### What needs to be done
Locate and copy each line in the data that contains the word "distribution".

# Materials provided start

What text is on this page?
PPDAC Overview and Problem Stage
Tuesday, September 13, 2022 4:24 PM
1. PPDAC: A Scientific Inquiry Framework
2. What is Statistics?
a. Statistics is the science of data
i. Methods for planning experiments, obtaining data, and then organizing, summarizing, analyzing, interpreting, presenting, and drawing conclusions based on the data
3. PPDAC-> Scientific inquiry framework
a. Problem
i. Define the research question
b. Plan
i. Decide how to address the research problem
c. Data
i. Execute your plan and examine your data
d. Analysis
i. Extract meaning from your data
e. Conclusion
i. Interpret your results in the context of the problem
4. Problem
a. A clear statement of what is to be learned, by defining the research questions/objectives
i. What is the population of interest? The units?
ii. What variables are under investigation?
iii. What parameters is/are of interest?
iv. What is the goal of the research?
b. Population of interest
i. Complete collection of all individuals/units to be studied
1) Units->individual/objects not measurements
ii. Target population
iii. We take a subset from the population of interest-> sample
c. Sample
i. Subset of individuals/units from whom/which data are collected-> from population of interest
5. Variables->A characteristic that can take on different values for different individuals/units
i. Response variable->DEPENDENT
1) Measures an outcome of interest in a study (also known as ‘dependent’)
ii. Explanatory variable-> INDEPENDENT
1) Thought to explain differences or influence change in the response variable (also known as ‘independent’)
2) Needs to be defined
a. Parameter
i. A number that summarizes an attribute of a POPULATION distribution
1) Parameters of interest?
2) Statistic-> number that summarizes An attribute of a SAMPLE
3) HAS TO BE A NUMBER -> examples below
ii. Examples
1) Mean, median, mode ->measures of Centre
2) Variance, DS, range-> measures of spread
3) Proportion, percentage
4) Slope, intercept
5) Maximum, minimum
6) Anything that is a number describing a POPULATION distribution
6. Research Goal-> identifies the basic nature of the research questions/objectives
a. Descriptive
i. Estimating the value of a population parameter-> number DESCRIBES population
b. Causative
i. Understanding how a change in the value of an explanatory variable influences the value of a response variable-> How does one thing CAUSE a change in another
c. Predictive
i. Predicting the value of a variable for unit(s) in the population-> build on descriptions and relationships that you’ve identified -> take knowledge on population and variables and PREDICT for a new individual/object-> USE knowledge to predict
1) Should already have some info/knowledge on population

# Materials provided end

### Output of the task
i. A number that summarizes an attribute of a POPULATION distribution
6) Anything that is a number describing a POPULATION distribution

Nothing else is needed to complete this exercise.